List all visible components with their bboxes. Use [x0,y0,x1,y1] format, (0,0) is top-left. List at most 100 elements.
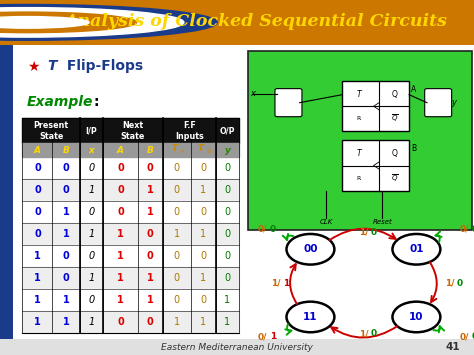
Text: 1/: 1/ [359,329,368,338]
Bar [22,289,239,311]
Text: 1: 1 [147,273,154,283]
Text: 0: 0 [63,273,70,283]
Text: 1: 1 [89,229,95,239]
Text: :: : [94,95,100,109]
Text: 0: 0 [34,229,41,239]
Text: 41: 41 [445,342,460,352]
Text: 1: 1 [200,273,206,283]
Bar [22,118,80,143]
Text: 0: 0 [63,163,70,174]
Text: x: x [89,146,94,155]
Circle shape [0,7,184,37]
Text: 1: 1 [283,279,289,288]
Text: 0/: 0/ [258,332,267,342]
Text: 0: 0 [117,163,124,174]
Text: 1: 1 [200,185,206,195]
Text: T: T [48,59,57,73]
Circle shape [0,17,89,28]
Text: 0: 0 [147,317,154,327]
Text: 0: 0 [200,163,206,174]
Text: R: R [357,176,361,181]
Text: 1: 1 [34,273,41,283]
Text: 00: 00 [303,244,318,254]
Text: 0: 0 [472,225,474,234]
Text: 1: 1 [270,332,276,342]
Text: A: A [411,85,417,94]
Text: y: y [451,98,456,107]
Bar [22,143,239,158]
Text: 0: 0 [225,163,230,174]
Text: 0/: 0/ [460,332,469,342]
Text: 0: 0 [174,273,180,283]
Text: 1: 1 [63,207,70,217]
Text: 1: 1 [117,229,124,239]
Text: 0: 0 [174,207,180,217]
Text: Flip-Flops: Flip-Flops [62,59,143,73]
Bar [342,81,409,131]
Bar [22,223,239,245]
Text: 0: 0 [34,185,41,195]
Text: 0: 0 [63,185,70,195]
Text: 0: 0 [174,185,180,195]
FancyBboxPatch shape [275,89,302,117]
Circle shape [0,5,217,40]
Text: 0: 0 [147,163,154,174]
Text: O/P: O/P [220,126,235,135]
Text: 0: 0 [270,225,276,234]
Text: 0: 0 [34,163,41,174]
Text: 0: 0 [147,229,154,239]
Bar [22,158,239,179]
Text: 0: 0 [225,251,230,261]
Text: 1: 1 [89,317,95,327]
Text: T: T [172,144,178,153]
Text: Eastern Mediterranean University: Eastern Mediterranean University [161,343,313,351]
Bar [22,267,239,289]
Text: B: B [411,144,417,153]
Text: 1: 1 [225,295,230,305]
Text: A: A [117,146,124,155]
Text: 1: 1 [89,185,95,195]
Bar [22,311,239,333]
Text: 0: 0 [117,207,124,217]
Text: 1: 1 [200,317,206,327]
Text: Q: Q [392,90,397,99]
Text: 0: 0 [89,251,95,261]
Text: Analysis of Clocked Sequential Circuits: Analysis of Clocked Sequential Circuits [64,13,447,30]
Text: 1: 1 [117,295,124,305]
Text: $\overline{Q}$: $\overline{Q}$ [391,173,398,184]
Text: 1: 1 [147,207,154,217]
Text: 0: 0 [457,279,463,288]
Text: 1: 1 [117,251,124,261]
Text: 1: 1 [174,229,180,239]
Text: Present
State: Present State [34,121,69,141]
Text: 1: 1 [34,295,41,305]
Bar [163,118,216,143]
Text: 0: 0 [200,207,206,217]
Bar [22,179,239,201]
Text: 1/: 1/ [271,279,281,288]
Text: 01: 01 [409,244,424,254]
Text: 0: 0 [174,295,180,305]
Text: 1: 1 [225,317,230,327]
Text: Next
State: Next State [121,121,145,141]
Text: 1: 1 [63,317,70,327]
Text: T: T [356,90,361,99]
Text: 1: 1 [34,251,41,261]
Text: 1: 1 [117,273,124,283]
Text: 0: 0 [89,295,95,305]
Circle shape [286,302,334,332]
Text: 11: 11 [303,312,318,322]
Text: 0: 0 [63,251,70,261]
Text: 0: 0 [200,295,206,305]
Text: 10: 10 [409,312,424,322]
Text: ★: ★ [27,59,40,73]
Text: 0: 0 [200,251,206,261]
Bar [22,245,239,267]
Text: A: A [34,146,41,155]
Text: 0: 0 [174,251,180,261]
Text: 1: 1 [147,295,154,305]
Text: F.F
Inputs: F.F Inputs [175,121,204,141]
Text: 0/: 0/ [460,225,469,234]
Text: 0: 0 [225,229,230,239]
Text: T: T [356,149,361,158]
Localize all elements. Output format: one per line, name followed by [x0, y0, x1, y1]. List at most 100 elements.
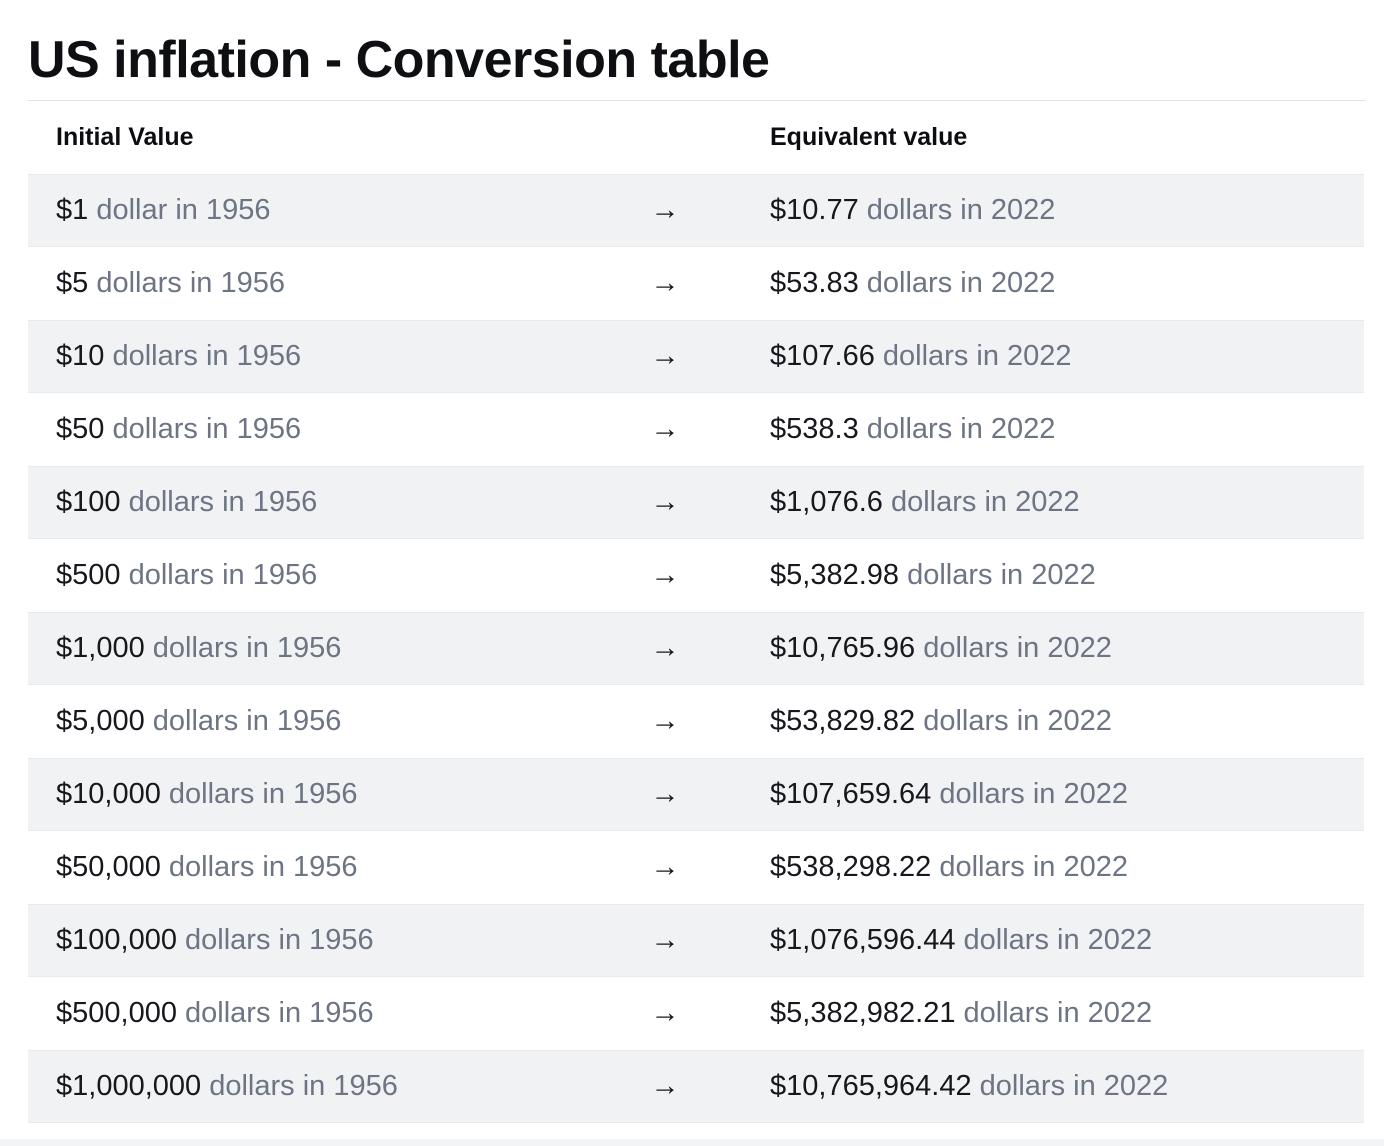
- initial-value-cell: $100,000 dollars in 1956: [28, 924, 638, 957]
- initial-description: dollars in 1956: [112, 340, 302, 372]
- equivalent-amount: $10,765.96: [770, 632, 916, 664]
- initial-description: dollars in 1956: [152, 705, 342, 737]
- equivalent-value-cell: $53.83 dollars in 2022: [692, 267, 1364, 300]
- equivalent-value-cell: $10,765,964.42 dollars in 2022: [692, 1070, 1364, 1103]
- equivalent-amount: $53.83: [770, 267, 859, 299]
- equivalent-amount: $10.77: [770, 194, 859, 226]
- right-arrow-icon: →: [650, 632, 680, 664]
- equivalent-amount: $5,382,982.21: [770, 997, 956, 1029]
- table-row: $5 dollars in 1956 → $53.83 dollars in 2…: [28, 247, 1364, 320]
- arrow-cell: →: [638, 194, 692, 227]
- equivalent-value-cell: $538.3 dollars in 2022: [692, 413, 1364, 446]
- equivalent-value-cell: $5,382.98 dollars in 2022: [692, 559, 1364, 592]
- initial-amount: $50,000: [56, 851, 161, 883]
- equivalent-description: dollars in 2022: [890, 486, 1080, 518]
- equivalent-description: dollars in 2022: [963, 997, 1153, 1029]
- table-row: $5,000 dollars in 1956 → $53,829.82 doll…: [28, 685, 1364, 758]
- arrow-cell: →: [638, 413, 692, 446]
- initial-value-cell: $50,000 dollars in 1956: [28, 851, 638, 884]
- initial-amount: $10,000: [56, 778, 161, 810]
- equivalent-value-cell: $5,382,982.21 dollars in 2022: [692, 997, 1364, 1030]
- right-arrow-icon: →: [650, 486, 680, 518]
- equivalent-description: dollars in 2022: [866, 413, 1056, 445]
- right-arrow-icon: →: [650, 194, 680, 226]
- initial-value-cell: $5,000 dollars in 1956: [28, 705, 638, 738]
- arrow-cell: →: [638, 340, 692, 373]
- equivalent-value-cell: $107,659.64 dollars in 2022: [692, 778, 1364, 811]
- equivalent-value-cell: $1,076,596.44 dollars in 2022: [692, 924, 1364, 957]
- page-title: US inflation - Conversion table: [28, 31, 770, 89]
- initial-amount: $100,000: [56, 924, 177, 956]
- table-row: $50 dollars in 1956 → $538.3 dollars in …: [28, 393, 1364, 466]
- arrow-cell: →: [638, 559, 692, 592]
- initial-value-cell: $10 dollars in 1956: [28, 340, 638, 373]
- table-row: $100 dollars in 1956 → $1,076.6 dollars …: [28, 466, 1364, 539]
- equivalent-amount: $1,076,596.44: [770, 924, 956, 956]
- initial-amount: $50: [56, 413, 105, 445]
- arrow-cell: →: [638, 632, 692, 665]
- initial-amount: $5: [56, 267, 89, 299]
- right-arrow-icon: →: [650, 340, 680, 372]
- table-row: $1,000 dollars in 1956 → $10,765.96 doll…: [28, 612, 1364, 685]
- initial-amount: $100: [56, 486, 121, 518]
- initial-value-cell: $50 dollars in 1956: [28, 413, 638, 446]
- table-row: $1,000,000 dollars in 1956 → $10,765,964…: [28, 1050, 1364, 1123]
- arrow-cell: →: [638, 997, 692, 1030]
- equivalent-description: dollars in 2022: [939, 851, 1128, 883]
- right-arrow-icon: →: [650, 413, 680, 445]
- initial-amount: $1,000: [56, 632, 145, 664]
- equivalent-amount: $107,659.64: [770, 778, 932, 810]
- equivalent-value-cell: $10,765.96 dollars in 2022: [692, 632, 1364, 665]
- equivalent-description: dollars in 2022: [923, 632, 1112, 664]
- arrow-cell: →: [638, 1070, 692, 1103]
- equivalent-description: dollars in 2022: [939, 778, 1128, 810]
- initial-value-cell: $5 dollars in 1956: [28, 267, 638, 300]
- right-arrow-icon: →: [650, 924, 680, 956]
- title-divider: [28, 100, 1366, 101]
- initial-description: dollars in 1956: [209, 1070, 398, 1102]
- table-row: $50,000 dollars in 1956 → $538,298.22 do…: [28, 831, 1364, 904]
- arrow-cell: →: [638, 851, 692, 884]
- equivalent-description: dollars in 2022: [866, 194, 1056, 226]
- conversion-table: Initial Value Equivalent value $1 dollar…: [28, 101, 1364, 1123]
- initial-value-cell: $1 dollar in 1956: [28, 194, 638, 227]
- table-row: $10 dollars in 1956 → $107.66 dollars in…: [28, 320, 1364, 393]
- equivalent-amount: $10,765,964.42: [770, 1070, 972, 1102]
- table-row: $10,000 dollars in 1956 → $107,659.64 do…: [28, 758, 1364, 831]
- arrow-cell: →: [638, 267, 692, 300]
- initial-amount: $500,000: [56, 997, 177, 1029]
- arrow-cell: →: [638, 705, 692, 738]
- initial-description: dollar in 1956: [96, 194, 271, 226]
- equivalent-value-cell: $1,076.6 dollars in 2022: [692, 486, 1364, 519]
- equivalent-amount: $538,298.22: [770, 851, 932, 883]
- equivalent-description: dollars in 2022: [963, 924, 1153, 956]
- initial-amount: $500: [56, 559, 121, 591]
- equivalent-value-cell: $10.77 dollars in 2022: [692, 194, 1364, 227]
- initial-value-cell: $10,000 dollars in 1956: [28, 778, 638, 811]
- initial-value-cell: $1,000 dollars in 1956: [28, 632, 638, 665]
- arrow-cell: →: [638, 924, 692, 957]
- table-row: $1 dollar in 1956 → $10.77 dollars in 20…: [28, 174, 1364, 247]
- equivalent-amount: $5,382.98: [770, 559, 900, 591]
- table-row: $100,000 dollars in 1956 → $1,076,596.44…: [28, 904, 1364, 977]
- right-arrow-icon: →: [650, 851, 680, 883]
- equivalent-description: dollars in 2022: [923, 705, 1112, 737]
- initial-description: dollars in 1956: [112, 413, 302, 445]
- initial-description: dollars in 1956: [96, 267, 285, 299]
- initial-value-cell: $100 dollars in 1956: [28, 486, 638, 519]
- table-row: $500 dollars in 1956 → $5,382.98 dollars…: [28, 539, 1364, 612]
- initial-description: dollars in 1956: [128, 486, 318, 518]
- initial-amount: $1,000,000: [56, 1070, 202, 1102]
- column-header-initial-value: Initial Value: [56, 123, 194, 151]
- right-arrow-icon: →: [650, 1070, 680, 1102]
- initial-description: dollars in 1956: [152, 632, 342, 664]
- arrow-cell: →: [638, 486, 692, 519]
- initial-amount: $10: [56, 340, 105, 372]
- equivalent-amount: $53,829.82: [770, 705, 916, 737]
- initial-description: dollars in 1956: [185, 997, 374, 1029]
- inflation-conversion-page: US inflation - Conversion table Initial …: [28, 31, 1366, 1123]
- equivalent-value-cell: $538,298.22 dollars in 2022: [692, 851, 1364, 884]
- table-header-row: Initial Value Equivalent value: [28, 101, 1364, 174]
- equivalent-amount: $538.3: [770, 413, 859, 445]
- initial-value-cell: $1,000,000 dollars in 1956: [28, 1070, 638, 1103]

★ ★ ★ ★ ★ ★ ★

• **Required work**: Copy, word for word, the lines from the line that contains "Text: 1/: 1/ [359,329,368,338]" through the line that contains "Text: O/P: O/P [220,126,235,135]", including both of those lines.

• **Answer to this task**:
Text: 1/: 1/ [359,329,368,338]
Bar [22,289,239,311]
Text: 1: 1 [147,273,154,283]
Text: 0: 0 [63,273,70,283]
Text: 1: 1 [89,229,95,239]
Text: :: : [94,95,100,109]
Text: 0: 0 [34,229,41,239]
Text: 41: 41 [445,342,460,352]
Text: 1: 1 [200,273,206,283]
Bar [22,118,80,143]
Text: 0: 0 [63,163,70,174]
Text: x: x [89,146,94,155]
Circle shape [0,7,184,37]
Text: 1: 1 [283,279,289,288]
Text: 0/: 0/ [258,332,267,342]
Text: 0: 0 [117,163,124,174]
Text: 1: 1 [200,185,206,195]
Text: T: T [48,59,57,73]
Circle shape [0,17,89,28]
Text: 0: 0 [147,317,154,327]
Text: 0: 0 [200,163,206,174]
Text: R: R [357,176,361,181]
Text: 1: 1 [34,273,41,283]
Text: 00: 00 [303,244,318,254]
Text: 0: 0 [472,225,474,234]
Text: 1: 1 [270,332,276,342]
Text: A: A [411,85,417,94]
Text: y: y [451,98,456,107]
Bar [22,143,239,158]
Text: 0: 0 [225,163,230,174]
Text: 0/: 0/ [460,332,469,342]
Text: 0: 0 [174,273,180,283]
Text: 1: 1 [63,207,70,217]
Text: 1: 1 [117,229,124,239]
Text: 0: 0 [174,207,180,217]
Text: Flip-Flops: Flip-Flops [62,59,143,73]
Bar [342,81,409,131]
Bar [22,223,239,245]
Text: 0: 0 [34,185,41,195]
Text: 0: 0 [63,185,70,195]
Text: 0: 0 [174,185,180,195]
FancyBboxPatch shape [275,89,302,117]
Circle shape [0,5,217,40]
Text: 0: 0 [147,163,154,174]
Text: O/P: O/P [220,126,235,135]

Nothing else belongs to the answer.